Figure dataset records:
** START **
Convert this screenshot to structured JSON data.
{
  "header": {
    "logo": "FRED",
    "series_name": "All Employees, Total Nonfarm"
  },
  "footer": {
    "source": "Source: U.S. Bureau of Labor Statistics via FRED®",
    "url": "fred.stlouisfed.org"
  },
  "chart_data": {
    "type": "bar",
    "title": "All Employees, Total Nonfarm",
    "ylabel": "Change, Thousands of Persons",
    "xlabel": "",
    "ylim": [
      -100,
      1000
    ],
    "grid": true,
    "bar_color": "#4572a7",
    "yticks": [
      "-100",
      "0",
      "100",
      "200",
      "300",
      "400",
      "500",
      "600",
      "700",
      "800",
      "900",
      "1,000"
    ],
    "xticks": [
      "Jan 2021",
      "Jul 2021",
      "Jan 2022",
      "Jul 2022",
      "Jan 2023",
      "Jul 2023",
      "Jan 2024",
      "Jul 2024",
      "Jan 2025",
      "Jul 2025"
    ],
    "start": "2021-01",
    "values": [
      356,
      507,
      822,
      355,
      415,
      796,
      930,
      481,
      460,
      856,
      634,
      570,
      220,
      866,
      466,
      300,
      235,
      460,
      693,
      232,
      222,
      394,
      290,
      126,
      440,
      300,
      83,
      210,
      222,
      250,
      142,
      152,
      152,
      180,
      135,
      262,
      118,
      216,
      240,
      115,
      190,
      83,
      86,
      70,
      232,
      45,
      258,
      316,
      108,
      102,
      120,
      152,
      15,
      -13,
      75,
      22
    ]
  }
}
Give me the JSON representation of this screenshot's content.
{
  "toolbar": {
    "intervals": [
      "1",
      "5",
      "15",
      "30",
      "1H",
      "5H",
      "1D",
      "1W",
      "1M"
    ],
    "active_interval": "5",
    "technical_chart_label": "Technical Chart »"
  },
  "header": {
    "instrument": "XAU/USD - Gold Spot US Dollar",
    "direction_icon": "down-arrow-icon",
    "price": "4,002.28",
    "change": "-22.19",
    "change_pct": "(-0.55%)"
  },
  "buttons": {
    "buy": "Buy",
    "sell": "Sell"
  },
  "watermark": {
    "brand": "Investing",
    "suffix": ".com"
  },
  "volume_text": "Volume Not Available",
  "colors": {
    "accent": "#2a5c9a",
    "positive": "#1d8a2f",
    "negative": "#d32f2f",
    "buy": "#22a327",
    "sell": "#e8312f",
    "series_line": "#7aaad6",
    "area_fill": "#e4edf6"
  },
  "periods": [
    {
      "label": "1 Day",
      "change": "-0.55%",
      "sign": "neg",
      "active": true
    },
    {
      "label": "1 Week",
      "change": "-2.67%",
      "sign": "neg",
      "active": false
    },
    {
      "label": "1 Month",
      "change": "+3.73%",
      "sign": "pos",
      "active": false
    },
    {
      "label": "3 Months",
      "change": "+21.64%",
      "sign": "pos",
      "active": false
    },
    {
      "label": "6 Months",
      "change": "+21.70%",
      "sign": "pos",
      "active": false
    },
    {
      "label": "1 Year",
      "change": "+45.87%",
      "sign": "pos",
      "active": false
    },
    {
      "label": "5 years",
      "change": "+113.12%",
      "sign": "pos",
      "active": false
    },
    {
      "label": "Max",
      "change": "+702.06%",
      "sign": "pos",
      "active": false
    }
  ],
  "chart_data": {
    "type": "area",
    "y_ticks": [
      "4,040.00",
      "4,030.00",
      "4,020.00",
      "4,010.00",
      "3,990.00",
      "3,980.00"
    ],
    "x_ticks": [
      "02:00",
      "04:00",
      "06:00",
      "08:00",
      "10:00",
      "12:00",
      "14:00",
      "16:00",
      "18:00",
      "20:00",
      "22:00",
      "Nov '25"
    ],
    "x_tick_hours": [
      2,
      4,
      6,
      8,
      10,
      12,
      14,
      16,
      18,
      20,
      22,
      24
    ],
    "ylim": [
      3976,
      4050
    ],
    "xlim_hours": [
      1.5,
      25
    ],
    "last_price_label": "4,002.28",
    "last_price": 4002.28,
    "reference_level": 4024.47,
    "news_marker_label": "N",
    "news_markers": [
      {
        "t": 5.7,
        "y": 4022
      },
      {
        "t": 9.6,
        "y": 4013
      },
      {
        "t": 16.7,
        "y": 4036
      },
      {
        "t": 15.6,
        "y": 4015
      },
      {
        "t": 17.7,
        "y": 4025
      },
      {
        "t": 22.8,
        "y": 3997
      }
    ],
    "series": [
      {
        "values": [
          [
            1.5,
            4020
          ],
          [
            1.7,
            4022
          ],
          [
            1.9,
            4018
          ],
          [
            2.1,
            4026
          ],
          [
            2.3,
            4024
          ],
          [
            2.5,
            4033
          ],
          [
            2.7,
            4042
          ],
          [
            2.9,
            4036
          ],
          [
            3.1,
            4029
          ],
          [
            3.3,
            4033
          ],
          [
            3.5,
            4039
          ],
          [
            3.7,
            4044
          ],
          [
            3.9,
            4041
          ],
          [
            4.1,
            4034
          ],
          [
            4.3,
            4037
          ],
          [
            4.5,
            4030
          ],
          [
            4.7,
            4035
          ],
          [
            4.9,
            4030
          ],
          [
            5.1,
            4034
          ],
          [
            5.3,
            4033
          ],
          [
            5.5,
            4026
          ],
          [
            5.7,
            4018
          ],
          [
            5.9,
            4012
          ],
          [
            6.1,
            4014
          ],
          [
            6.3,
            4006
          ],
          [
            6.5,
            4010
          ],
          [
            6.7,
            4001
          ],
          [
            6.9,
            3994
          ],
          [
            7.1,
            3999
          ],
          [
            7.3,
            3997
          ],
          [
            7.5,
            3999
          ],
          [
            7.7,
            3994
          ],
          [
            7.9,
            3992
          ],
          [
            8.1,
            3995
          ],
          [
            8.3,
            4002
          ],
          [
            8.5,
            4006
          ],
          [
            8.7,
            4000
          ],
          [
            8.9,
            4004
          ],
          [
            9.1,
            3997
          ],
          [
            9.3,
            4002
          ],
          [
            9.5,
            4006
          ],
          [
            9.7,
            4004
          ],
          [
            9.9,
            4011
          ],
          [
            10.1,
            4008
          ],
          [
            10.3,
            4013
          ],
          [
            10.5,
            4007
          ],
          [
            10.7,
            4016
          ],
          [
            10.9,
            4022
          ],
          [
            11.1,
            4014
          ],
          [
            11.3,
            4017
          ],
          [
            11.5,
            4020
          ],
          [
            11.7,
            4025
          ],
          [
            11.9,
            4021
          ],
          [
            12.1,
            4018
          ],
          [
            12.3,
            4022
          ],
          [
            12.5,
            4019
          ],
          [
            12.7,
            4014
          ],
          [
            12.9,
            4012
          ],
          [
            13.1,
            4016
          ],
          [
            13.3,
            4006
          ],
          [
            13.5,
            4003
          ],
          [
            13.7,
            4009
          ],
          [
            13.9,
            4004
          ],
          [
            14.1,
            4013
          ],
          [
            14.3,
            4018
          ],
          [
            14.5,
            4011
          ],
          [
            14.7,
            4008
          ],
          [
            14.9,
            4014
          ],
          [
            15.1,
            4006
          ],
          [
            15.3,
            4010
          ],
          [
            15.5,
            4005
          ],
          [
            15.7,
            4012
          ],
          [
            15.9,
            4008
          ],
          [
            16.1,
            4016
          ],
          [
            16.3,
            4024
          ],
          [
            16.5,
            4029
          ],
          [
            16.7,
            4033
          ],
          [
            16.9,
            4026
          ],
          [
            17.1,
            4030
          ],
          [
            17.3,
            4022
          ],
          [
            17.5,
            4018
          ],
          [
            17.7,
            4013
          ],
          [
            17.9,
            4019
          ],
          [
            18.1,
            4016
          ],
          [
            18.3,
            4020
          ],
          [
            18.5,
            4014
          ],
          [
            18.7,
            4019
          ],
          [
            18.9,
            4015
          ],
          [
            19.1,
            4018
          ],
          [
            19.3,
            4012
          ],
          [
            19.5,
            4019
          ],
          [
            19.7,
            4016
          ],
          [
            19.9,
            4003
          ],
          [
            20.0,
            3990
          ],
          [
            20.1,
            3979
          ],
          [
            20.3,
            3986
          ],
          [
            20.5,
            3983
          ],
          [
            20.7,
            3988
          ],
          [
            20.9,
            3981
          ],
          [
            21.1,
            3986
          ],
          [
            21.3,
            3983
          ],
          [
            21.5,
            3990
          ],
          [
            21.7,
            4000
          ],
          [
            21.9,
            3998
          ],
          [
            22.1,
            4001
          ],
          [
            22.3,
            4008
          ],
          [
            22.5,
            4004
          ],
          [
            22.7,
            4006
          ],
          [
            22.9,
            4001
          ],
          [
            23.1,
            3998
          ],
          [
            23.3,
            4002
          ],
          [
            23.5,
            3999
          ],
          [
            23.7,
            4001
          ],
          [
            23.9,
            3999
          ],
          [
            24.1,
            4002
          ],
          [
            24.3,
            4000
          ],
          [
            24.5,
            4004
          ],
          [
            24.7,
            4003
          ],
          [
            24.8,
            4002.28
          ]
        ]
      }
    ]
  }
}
** END **
*EXERCISE DIRECTIONS*: Gather all lines where the word "Nonfarm" appears.

*FINAL ANSWER*:
    "series_name": "All Employees, Total Nonfarm"
    "title": "All Employees, Total Nonfarm",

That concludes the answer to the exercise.